**DATA FOR THE TASK:**
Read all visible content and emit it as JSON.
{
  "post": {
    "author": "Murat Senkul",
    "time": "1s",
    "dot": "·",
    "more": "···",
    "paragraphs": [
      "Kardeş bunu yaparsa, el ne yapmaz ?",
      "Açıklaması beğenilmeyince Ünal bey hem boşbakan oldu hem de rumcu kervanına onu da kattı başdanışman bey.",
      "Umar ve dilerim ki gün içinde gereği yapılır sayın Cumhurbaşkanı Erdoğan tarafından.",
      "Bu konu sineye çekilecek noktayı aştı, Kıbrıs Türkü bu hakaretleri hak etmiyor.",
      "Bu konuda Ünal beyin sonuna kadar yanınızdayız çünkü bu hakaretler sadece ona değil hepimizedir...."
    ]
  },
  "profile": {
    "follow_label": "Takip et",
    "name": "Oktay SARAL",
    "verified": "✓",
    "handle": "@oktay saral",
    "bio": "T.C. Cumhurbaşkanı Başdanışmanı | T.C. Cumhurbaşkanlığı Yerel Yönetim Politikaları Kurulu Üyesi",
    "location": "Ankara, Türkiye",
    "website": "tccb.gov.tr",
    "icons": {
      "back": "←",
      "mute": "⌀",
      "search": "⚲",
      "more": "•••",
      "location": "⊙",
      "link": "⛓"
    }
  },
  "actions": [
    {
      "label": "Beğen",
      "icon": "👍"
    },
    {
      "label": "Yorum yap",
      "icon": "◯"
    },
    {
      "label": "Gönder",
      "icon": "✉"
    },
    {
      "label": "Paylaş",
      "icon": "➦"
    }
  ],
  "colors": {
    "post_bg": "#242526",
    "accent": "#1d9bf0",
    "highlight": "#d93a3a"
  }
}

**THE REQUEST:** Copy each line containing the word "Ünal" from the data.

**IN RESPONSE:**
      "Açıklaması beğenilmeyince Ünal bey hem boşbakan oldu hem de rumcu kervanına onu da kattı başdanışman bey.",
      "Bu konuda Ünal beyin sonuna kadar yanınızdayız çünkü bu hakaretler sadece ona değil hepimizedir...."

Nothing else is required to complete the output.